Exercise data:
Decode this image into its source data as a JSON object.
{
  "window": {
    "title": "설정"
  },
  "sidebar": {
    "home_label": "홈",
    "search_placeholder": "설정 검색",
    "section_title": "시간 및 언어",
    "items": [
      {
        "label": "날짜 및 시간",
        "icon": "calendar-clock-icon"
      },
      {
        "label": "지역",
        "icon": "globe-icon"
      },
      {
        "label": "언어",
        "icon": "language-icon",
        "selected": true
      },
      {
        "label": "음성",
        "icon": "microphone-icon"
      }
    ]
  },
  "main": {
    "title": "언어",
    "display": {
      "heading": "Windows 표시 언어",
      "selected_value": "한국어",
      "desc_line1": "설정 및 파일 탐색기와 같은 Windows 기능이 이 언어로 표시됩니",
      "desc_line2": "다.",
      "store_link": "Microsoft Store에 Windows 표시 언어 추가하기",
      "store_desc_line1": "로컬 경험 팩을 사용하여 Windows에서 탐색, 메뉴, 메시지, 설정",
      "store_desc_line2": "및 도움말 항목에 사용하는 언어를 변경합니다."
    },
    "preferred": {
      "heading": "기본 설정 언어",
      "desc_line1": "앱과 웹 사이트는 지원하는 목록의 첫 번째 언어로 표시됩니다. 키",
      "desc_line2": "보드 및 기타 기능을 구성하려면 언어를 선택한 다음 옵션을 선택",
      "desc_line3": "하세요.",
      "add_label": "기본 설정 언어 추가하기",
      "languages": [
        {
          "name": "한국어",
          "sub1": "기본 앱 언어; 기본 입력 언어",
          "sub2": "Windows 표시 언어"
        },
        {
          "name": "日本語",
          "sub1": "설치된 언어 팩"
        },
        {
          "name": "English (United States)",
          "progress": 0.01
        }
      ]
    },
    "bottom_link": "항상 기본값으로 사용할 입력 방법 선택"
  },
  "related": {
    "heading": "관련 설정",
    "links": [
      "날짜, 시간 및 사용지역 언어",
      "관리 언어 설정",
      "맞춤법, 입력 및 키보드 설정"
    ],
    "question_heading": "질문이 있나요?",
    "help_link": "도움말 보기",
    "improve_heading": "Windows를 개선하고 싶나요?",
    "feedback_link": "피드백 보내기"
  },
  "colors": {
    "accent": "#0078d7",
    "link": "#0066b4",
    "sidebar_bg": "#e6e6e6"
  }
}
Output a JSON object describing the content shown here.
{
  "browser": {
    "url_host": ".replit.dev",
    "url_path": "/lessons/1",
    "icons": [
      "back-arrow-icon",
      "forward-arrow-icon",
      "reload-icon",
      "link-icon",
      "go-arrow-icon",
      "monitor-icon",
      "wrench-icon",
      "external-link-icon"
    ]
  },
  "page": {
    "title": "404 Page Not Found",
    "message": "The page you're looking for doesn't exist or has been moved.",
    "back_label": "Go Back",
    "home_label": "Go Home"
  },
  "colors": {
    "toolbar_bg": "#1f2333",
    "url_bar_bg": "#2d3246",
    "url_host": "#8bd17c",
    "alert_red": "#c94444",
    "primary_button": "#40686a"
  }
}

Task requirements:
Write the material out again word for word.

Exercise solution:
Decode this image into its source data as a JSON object.
{
  "window": {
    "title": "설정"
  },
  "sidebar": {
    "home_label": "홈",
    "search_placeholder": "설정 검색",
    "section_title": "시간 및 언어",
    "items": [
      {
        "label": "날짜 및 시간",
        "icon": "calendar-clock-icon"
      },
      {
        "label": "지역",
        "icon": "globe-icon"
      },
      {
        "label": "언어",
        "icon": "language-icon",
        "selected": true
      },
      {
        "label": "음성",
        "icon": "microphone-icon"
      }
    ]
  },
  "main": {
    "title": "언어",
    "display": {
      "heading": "Windows 표시 언어",
      "selected_value": "한국어",
      "desc_line1": "설정 및 파일 탐색기와 같은 Windows 기능이 이 언어로 표시됩니",
      "desc_line2": "다.",
      "store_link": "Microsoft Store에 Windows 표시 언어 추가하기",
      "store_desc_line1": "로컬 경험 팩을 사용하여 Windows에서 탐색, 메뉴, 메시지, 설정",
      "store_desc_line2": "및 도움말 항목에 사용하는 언어를 변경합니다."
    },
    "preferred": {
      "heading": "기본 설정 언어",
      "desc_line1": "앱과 웹 사이트는 지원하는 목록의 첫 번째 언어로 표시됩니다. 키",
      "desc_line2": "보드 및 기타 기능을 구성하려면 언어를 선택한 다음 옵션을 선택",
      "desc_line3": "하세요.",
      "add_label": "기본 설정 언어 추가하기",
      "languages": [
        {
          "name": "한국어",
          "sub1": "기본 앱 언어; 기본 입력 언어",
          "sub2": "Windows 표시 언어"
        },
        {
          "name": "日本語",
          "sub1": "설치된 언어 팩"
        },
        {
          "name": "English (United States)",
          "progress": 0.01
        }
      ]
    },
    "bottom_link": "항상 기본값으로 사용할 입력 방법 선택"
  },
  "related": {
    "heading": "관련 설정",
    "links": [
      "날짜, 시간 및 사용지역 언어",
      "관리 언어 설정",
      "맞춤법, 입력 및 키보드 설정"
    ],
    "question_heading": "질문이 있나요?",
    "help_link": "도움말 보기",
    "improve_heading": "Windows를 개선하고 싶나요?",
    "feedback_link": "피드백 보내기"
  },
  "colors": {
    "accent": "#0078d7",
    "link": "#0066b4",
    "sidebar_bg": "#e6e6e6"
  }
}
Output a JSON object describing the content shown here.
{
  "browser": {
    "url_host": ".replit.dev",
    "url_path": "/lessons/1",
    "icons": [
      "back-arrow-icon",
      "forward-arrow-icon",
      "reload-icon",
      "link-icon",
      "go-arrow-icon",
      "monitor-icon",
      "wrench-icon",
      "external-link-icon"
    ]
  },
  "page": {
    "title": "404 Page Not Found",
    "message": "The page you're looking for doesn't exist or has been moved.",
    "back_label": "Go Back",
    "home_label": "Go Home"
  },
  "colors": {
    "toolbar_bg": "#1f2333",
    "url_bar_bg": "#2d3246",
    "url_host": "#8bd17c",
    "alert_red": "#c94444",
    "primary_button": "#40686a"
  }
}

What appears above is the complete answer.